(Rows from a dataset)
════════════════

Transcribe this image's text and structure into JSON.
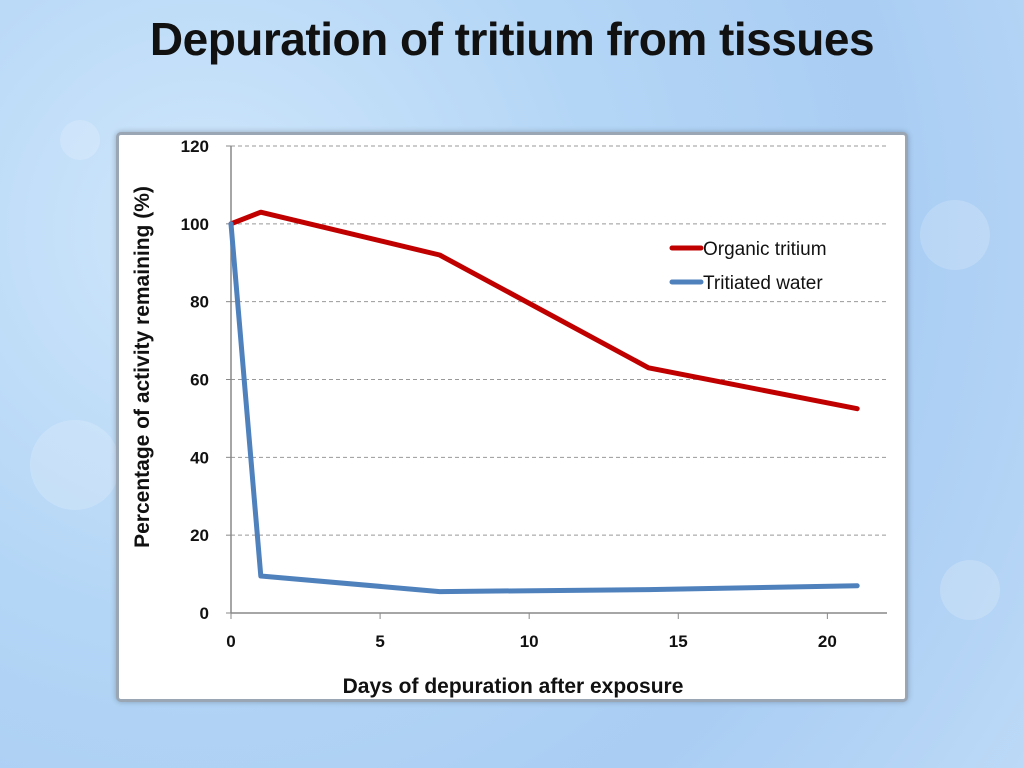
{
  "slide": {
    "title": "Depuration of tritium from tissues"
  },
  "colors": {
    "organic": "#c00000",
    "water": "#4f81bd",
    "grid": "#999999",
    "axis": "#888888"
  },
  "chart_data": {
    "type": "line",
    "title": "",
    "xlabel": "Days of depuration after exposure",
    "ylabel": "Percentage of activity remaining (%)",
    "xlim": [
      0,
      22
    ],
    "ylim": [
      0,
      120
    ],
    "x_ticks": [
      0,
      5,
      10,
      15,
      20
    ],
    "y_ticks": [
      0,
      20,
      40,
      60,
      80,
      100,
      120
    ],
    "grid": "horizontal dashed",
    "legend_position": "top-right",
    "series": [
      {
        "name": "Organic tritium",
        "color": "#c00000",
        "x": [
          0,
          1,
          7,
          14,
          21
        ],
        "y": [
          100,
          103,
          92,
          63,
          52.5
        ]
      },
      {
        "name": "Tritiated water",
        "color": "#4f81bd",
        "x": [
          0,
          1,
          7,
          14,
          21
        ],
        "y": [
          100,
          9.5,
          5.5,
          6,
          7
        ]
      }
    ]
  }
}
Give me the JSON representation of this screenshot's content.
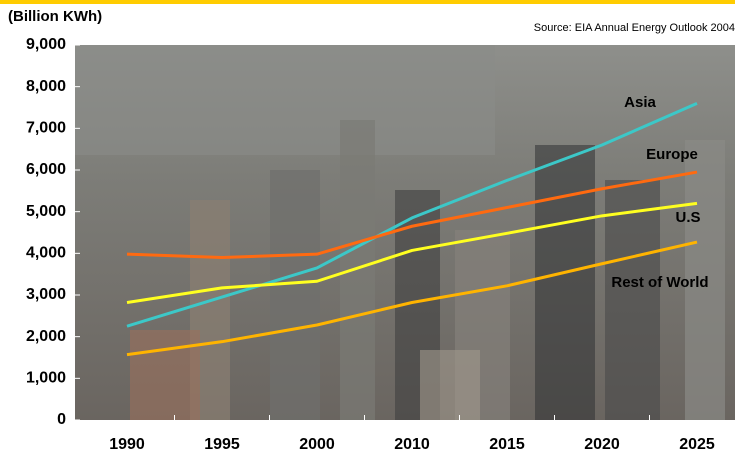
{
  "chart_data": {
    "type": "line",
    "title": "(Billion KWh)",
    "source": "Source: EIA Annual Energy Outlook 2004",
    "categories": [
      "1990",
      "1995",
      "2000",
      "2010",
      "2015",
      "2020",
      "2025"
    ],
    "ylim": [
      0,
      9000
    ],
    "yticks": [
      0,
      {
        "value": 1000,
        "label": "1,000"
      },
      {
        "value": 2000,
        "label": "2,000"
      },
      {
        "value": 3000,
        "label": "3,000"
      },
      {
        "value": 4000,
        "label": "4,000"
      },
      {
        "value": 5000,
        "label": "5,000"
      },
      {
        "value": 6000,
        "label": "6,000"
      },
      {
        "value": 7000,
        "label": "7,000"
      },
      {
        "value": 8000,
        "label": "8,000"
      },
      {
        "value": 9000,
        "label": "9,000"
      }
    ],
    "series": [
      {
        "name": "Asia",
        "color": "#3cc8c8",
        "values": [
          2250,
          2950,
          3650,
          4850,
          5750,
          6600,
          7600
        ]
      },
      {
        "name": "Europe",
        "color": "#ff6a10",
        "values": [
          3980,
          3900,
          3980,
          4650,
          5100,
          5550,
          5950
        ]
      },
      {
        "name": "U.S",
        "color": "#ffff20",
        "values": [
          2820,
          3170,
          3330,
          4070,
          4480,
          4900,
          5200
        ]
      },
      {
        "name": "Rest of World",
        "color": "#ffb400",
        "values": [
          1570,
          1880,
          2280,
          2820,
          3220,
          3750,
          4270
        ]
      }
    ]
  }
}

════════════════

=== Given instruction ===
Using the records above, gather all lines where the string "tritium" is present.

=== Final result ===
    "title": "Depuration of tritium from tissues"
        "name": "Organic tritium",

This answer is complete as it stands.